(Dataset records)
::::::::

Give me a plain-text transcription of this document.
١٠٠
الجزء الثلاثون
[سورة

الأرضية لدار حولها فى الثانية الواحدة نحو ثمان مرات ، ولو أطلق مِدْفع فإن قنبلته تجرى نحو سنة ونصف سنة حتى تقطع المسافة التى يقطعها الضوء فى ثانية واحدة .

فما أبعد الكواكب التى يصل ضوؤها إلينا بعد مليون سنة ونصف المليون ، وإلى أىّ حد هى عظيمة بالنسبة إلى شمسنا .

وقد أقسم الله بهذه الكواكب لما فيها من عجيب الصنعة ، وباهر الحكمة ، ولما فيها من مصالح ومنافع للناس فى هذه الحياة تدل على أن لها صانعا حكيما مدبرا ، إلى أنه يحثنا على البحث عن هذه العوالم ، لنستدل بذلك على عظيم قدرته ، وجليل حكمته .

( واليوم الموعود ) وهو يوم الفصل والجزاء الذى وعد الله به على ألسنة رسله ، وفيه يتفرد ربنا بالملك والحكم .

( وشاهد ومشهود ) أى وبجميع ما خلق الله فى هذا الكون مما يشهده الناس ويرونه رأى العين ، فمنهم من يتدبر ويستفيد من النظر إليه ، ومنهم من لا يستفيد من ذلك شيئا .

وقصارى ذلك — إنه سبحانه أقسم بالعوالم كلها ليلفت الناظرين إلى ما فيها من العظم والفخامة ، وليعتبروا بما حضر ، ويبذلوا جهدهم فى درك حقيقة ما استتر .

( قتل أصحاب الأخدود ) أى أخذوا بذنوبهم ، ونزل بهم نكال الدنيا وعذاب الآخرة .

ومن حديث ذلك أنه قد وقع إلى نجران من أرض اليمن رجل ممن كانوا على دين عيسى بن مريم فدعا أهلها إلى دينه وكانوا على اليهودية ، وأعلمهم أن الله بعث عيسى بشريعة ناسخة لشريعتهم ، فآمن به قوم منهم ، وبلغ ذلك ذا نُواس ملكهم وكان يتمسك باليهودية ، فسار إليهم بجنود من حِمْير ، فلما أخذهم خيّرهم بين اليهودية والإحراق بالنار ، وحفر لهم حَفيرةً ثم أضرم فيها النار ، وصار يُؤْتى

::::::::

--- Challenge ---
Go through the lines above. Select every one that has the string "التى".

--- Task result ---
الأرضية لدار حولها فى الثانية الواحدة نحو ثمان مرات ، ولو أطلق مِدْفع فإن قنبلته تجرى نحو سنة ونصف سنة حتى تقطع المسافة التى يقطعها الضوء فى ثانية واحدة .
فما أبعد الكواكب التى يصل ضوؤها إلينا بعد مليون سنة ونصف المليون ، وإلى أىّ حد هى عظيمة بالنسبة إلى شمسنا .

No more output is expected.